#### [任务目标]
请把下面的材料一字不改地逐行誊写出来。

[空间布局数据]
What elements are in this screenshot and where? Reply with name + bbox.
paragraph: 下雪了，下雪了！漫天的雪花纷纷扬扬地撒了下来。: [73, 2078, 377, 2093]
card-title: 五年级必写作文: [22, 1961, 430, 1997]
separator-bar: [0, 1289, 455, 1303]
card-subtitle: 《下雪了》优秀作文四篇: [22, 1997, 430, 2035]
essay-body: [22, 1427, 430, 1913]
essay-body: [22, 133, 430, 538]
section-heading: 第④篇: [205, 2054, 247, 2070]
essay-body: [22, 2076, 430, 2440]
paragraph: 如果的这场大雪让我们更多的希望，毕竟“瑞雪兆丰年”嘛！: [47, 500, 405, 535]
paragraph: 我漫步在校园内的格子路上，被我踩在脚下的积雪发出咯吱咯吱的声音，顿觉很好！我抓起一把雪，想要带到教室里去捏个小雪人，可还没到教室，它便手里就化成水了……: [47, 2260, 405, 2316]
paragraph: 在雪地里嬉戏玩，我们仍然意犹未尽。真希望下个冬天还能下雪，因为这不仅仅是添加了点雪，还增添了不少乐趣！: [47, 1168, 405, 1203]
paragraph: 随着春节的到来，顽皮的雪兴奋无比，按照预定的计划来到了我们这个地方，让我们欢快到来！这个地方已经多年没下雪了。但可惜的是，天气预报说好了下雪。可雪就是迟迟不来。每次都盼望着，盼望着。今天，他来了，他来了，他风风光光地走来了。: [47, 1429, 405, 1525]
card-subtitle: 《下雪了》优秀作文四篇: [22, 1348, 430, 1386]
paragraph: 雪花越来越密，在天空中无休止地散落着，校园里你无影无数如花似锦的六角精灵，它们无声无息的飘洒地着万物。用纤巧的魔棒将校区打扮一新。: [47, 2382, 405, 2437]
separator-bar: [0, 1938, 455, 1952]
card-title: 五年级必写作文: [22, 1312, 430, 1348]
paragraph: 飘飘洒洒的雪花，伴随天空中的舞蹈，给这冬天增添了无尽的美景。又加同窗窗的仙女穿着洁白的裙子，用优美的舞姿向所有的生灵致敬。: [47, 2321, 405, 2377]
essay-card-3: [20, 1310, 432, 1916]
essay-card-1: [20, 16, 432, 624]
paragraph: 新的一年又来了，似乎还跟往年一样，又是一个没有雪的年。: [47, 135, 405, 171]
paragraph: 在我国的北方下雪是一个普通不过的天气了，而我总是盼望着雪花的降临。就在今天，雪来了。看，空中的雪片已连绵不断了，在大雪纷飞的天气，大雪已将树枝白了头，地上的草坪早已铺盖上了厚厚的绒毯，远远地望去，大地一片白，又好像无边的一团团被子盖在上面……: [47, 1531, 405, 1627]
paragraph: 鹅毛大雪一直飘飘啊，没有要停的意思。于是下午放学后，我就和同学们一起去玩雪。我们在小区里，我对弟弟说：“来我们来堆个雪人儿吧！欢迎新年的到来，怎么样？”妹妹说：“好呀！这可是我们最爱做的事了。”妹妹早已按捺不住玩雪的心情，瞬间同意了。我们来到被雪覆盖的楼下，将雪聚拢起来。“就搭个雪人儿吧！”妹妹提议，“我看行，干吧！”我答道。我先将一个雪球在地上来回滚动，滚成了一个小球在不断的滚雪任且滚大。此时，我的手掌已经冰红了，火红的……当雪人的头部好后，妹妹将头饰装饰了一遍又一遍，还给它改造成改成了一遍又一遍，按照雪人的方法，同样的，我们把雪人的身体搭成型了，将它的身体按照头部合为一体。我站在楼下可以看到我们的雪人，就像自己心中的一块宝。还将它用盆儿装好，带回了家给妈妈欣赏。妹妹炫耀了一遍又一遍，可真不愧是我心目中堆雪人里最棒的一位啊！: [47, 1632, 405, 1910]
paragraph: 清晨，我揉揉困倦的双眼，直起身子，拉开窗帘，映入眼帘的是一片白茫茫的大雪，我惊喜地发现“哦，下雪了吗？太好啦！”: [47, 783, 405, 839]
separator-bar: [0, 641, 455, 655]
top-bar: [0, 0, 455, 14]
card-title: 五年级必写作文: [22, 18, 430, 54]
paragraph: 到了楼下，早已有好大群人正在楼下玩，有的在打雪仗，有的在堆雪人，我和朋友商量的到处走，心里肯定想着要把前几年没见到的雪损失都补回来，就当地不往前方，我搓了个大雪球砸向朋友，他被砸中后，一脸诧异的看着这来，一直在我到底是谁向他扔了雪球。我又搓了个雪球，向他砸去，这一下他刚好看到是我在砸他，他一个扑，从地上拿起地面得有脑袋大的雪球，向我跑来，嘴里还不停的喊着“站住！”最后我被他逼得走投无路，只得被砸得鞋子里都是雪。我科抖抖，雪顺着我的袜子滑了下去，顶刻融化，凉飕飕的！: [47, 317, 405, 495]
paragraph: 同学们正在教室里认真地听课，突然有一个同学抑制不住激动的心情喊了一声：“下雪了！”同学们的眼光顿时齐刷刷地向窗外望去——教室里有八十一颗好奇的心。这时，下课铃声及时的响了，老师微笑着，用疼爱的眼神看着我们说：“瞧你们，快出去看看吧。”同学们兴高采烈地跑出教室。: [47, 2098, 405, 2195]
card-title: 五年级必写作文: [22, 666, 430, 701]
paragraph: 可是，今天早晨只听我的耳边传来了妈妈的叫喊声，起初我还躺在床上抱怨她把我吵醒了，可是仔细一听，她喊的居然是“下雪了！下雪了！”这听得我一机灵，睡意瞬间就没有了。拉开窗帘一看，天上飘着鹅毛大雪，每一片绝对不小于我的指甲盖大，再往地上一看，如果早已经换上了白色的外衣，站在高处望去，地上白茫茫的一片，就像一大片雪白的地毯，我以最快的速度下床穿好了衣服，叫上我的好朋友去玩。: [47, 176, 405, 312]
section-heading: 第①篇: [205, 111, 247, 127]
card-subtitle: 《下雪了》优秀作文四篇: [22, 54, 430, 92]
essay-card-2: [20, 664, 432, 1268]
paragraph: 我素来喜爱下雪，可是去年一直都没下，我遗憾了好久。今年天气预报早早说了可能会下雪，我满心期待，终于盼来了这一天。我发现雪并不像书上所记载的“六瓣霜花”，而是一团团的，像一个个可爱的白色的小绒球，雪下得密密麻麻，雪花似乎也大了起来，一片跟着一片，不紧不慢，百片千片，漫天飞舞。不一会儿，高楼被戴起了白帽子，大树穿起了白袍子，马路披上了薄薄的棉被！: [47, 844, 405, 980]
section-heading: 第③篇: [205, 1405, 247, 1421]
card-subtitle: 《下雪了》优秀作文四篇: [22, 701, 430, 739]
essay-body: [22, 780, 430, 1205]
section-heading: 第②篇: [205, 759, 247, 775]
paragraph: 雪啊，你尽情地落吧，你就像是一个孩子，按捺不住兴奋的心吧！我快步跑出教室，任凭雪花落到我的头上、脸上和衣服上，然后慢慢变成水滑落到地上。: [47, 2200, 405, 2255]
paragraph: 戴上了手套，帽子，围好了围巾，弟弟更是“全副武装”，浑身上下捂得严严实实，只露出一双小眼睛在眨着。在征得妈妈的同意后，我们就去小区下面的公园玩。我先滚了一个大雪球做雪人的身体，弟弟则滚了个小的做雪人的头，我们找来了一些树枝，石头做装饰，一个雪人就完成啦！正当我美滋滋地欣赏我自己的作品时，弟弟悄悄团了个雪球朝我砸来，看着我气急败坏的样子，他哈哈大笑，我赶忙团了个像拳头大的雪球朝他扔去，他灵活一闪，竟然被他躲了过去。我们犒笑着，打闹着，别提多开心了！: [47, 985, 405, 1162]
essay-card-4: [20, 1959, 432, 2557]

#### [完整答案]
What elements are in this screenshot and where? Reply with name + bbox.
paragraph: 下雪了，下雪了！漫天的雪花纷纷扬扬地撒了下来。: [73, 2078, 377, 2093]
card-title: 五年级必写作文: [22, 1961, 430, 1997]
separator-bar: [0, 1289, 455, 1303]
card-subtitle: 《下雪了》优秀作文四篇: [22, 1997, 430, 2035]
essay-body: [22, 1427, 430, 1913]
essay-body: [22, 133, 430, 538]
section-heading: 第④篇: [205, 2054, 247, 2070]
essay-body: [22, 2076, 430, 2440]
paragraph: 如果的这场大雪让我们更多的希望，毕竟“瑞雪兆丰年”嘛！: [47, 500, 405, 535]
paragraph: 我漫步在校园内的格子路上，被我踩在脚下的积雪发出咯吱咯吱的声音，顿觉很好！我抓起一把雪，想要带到教室里去捏个小雪人，可还没到教室，它便手里就化成水了……: [47, 2260, 405, 2316]
paragraph: 在雪地里嬉戏玩，我们仍然意犹未尽。真希望下个冬天还能下雪，因为这不仅仅是添加了点雪，还增添了不少乐趣！: [47, 1168, 405, 1203]
paragraph: 随着春节的到来，顽皮的雪兴奋无比，按照预定的计划来到了我们这个地方，让我们欢快到来！这个地方已经多年没下雪了。但可惜的是，天气预报说好了下雪。可雪就是迟迟不来。每次都盼望着，盼望着。今天，他来了，他来了，他风风光光地走来了。: [47, 1429, 405, 1525]
card-subtitle: 《下雪了》优秀作文四篇: [22, 1348, 430, 1386]
paragraph: 雪花越来越密，在天空中无休止地散落着，校园里你无影无数如花似锦的六角精灵，它们无声无息的飘洒地着万物。用纤巧的魔棒将校区打扮一新。: [47, 2382, 405, 2437]
separator-bar: [0, 1938, 455, 1952]
card-title: 五年级必写作文: [22, 1312, 430, 1348]
paragraph: 飘飘洒洒的雪花，伴随天空中的舞蹈，给这冬天增添了无尽的美景。又加同窗窗的仙女穿着洁白的裙子，用优美的舞姿向所有的生灵致敬。: [47, 2321, 405, 2377]
essay-card-3: [20, 1310, 432, 1916]
essay-card-1: [20, 16, 432, 624]
paragraph: 新的一年又来了，似乎还跟往年一样，又是一个没有雪的年。: [47, 135, 405, 171]
paragraph: 在我国的北方下雪是一个普通不过的天气了，而我总是盼望着雪花的降临。就在今天，雪来了。看，空中的雪片已连绵不断了，在大雪纷飞的天气，大雪已将树枝白了头，地上的草坪早已铺盖上了厚厚的绒毯，远远地望去，大地一片白，又好像无边的一团团被子盖在上面……: [47, 1531, 405, 1627]
paragraph: 鹅毛大雪一直飘飘啊，没有要停的意思。于是下午放学后，我就和同学们一起去玩雪。我们在小区里，我对弟弟说：“来我们来堆个雪人儿吧！欢迎新年的到来，怎么样？”妹妹说：“好呀！这可是我们最爱做的事了。”妹妹早已按捺不住玩雪的心情，瞬间同意了。我们来到被雪覆盖的楼下，将雪聚拢起来。“就搭个雪人儿吧！”妹妹提议，“我看行，干吧！”我答道。我先将一个雪球在地上来回滚动，滚成了一个小球在不断的滚雪任且滚大。此时，我的手掌已经冰红了，火红的……当雪人的头部好后，妹妹将头饰装饰了一遍又一遍，还给它改造成改成了一遍又一遍，按照雪人的方法，同样的，我们把雪人的身体搭成型了，将它的身体按照头部合为一体。我站在楼下可以看到我们的雪人，就像自己心中的一块宝。还将它用盆儿装好，带回了家给妈妈欣赏。妹妹炫耀了一遍又一遍，可真不愧是我心目中堆雪人里最棒的一位啊！: [47, 1632, 405, 1910]
paragraph: 清晨，我揉揉困倦的双眼，直起身子，拉开窗帘，映入眼帘的是一片白茫茫的大雪，我惊喜地发现“哦，下雪了吗？太好啦！”: [47, 783, 405, 839]
separator-bar: [0, 641, 455, 655]
top-bar: [0, 0, 455, 14]
card-title: 五年级必写作文: [22, 18, 430, 54]
paragraph: 到了楼下，早已有好大群人正在楼下玩，有的在打雪仗，有的在堆雪人，我和朋友商量的到处走，心里肯定想着要把前几年没见到的雪损失都补回来，就当地不往前方，我搓了个大雪球砸向朋友，他被砸中后，一脸诧异的看着这来，一直在我到底是谁向他扔了雪球。我又搓了个雪球，向他砸去，这一下他刚好看到是我在砸他，他一个扑，从地上拿起地面得有脑袋大的雪球，向我跑来，嘴里还不停的喊着“站住！”最后我被他逼得走投无路，只得被砸得鞋子里都是雪。我科抖抖，雪顺着我的袜子滑了下去，顶刻融化，凉飕飕的！: [47, 317, 405, 495]
paragraph: 同学们正在教室里认真地听课，突然有一个同学抑制不住激动的心情喊了一声：“下雪了！”同学们的眼光顿时齐刷刷地向窗外望去——教室里有八十一颗好奇的心。这时，下课铃声及时的响了，老师微笑着，用疼爱的眼神看着我们说：“瞧你们，快出去看看吧。”同学们兴高采烈地跑出教室。: [47, 2098, 405, 2195]
card-title: 五年级必写作文: [22, 666, 430, 701]
paragraph: 可是，今天早晨只听我的耳边传来了妈妈的叫喊声，起初我还躺在床上抱怨她把我吵醒了，可是仔细一听，她喊的居然是“下雪了！下雪了！”这听得我一机灵，睡意瞬间就没有了。拉开窗帘一看，天上飘着鹅毛大雪，每一片绝对不小于我的指甲盖大，再往地上一看，如果早已经换上了白色的外衣，站在高处望去，地上白茫茫的一片，就像一大片雪白的地毯，我以最快的速度下床穿好了衣服，叫上我的好朋友去玩。: [47, 176, 405, 312]
section-heading: 第①篇: [205, 111, 247, 127]
card-subtitle: 《下雪了》优秀作文四篇: [22, 54, 430, 92]
essay-card-2: [20, 664, 432, 1268]
paragraph: 我素来喜爱下雪，可是去年一直都没下，我遗憾了好久。今年天气预报早早说了可能会下雪，我满心期待，终于盼来了这一天。我发现雪并不像书上所记载的“六瓣霜花”，而是一团团的，像一个个可爱的白色的小绒球，雪下得密密麻麻，雪花似乎也大了起来，一片跟着一片，不紧不慢，百片千片，漫天飞舞。不一会儿，高楼被戴起了白帽子，大树穿起了白袍子，马路披上了薄薄的棉被！: [47, 844, 405, 980]
section-heading: 第③篇: [205, 1405, 247, 1421]
card-subtitle: 《下雪了》优秀作文四篇: [22, 701, 430, 739]
essay-body: [22, 780, 430, 1205]
section-heading: 第②篇: [205, 759, 247, 775]
paragraph: 雪啊，你尽情地落吧，你就像是一个孩子，按捺不住兴奋的心吧！我快步跑出教室，任凭雪花落到我的头上、脸上和衣服上，然后慢慢变成水滑落到地上。: [47, 2200, 405, 2255]
paragraph: 戴上了手套，帽子，围好了围巾，弟弟更是“全副武装”，浑身上下捂得严严实实，只露出一双小眼睛在眨着。在征得妈妈的同意后，我们就去小区下面的公园玩。我先滚了一个大雪球做雪人的身体，弟弟则滚了个小的做雪人的头，我们找来了一些树枝，石头做装饰，一个雪人就完成啦！正当我美滋滋地欣赏我自己的作品时，弟弟悄悄团了个雪球朝我砸来，看着我气急败坏的样子，他哈哈大笑，我赶忙团了个像拳头大的雪球朝他扔去，他灵活一闪，竟然被他躲了过去。我们犒笑着，打闹着，别提多开心了！: [47, 985, 405, 1162]
essay-card-4: [20, 1959, 432, 2557]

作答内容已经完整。